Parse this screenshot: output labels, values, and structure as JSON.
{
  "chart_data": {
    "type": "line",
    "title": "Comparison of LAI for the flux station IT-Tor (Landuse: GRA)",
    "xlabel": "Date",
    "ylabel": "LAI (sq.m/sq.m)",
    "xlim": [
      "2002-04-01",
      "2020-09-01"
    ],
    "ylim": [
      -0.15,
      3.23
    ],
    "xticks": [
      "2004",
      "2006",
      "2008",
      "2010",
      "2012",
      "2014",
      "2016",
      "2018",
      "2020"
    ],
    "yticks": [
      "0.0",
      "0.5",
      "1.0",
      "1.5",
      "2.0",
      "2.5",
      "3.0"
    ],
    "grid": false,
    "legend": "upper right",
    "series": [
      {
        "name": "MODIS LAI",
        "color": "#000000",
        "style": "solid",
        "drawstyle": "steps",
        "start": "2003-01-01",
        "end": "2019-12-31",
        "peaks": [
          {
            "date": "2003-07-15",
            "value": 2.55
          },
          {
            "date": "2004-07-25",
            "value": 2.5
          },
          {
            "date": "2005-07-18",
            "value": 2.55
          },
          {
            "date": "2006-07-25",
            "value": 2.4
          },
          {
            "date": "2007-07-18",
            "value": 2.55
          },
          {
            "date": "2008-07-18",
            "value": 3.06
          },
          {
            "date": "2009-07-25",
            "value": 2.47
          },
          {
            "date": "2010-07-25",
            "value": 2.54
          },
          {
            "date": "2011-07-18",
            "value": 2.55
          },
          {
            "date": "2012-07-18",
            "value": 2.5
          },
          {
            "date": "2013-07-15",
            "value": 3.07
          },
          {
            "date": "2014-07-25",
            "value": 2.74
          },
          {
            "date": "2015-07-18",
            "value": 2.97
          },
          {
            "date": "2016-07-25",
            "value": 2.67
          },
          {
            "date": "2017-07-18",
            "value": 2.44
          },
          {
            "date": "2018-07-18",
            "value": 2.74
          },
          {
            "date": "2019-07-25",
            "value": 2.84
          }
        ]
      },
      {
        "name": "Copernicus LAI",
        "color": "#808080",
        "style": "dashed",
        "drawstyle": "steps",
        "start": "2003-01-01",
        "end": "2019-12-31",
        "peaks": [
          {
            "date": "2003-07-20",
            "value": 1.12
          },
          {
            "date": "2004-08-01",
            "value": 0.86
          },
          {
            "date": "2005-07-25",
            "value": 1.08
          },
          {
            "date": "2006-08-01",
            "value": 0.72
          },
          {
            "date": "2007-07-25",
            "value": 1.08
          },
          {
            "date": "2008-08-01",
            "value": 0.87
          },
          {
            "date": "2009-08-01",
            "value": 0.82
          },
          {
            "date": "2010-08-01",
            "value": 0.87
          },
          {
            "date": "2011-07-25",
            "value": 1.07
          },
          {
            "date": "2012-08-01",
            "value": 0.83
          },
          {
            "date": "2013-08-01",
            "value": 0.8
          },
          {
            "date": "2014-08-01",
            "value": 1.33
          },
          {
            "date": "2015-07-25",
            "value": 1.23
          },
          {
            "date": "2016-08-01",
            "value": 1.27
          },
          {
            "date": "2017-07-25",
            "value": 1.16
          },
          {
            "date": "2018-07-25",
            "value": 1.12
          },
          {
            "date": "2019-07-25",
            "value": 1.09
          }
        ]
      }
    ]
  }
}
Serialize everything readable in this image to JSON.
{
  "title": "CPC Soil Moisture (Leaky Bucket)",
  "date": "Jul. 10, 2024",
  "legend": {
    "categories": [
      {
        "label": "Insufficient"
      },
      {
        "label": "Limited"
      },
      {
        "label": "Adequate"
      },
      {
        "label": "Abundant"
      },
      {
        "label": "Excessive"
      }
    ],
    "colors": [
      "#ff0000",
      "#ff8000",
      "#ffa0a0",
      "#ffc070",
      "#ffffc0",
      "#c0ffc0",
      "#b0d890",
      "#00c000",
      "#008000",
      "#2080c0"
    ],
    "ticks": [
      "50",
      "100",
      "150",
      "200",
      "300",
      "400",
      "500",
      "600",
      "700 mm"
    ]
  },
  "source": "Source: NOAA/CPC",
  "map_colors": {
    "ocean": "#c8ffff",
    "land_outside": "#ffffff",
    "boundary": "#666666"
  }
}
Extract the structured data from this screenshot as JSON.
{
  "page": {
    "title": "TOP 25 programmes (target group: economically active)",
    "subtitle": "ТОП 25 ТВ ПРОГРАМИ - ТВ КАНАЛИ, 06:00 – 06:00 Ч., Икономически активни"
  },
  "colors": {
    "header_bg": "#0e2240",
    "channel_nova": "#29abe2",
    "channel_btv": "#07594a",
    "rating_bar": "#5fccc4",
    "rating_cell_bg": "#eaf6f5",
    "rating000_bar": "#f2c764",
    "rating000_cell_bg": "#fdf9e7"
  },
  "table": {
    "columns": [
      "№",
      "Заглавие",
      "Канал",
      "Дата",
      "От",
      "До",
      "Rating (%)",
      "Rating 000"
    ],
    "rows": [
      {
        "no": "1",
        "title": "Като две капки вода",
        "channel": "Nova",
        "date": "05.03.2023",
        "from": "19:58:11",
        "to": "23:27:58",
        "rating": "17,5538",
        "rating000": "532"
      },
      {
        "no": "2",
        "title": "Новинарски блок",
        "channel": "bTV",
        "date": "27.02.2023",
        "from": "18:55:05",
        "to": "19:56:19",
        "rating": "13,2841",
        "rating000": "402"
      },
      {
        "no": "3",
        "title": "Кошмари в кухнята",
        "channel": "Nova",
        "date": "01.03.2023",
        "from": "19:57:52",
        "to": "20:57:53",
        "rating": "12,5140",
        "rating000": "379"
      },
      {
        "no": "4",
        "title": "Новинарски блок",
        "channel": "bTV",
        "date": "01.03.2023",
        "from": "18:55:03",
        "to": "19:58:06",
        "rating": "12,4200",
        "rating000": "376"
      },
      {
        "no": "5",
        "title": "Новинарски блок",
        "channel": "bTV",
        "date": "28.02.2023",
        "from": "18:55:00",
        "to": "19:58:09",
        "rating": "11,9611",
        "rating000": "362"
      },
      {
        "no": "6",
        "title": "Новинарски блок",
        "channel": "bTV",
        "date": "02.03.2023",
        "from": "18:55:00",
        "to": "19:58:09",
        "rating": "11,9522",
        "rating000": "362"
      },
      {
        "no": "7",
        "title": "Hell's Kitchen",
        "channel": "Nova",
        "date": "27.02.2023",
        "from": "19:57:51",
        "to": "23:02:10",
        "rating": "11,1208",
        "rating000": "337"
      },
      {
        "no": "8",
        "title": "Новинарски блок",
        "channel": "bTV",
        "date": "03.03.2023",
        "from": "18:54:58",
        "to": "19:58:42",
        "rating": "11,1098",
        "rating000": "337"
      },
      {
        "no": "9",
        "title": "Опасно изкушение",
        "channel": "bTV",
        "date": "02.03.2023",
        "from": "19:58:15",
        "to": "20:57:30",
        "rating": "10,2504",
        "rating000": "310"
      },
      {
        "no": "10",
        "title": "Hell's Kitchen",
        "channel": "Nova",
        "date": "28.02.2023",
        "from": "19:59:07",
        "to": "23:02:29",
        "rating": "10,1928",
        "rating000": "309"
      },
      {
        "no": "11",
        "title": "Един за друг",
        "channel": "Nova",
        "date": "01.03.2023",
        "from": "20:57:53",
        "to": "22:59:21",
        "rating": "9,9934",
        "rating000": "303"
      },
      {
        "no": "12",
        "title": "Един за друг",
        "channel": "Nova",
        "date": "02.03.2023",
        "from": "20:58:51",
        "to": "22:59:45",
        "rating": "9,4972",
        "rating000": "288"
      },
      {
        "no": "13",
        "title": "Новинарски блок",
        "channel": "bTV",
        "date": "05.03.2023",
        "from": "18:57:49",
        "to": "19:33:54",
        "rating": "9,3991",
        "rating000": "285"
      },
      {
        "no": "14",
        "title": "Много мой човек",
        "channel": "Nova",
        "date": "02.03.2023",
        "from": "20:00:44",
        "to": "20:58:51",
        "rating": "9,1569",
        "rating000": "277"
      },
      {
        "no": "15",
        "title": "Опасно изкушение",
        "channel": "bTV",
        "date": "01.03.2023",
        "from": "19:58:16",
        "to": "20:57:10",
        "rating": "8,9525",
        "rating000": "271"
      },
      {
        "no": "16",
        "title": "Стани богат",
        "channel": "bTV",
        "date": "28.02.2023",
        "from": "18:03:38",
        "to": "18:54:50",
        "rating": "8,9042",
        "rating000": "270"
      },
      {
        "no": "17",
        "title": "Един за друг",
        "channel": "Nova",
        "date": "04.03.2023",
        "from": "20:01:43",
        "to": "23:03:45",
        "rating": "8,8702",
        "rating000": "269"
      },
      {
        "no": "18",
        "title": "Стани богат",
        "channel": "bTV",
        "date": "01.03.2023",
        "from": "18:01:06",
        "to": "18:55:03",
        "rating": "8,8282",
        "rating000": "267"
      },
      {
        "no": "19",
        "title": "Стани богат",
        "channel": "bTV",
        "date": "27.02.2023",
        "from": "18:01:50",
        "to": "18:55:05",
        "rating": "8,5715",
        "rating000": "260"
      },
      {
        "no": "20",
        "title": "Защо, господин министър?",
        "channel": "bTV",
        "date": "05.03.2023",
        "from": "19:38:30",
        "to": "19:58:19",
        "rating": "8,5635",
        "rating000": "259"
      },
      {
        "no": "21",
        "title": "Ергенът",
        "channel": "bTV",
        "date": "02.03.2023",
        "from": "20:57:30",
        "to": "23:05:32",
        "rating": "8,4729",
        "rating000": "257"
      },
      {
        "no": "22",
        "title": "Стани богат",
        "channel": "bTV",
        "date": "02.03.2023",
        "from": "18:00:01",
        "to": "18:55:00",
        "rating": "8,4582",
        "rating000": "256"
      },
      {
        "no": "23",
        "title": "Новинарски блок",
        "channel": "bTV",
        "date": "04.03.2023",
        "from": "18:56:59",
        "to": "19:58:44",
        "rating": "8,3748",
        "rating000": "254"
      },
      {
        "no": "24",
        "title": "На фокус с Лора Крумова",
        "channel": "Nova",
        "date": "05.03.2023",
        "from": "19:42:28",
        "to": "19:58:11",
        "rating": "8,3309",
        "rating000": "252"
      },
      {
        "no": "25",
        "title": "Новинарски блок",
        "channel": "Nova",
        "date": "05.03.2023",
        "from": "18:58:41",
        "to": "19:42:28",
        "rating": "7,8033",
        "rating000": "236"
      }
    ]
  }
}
# # # # # # #
**WHAT YOU ARE ASKED TO DO:** Identify and copy all lines with the word "JSON".

**TASK OUTPUT:**
Parse this screenshot: output labels, values, and structure as JSON.
Serialize everything readable in this image to JSON.
Extract the structured data from this screenshot as JSON.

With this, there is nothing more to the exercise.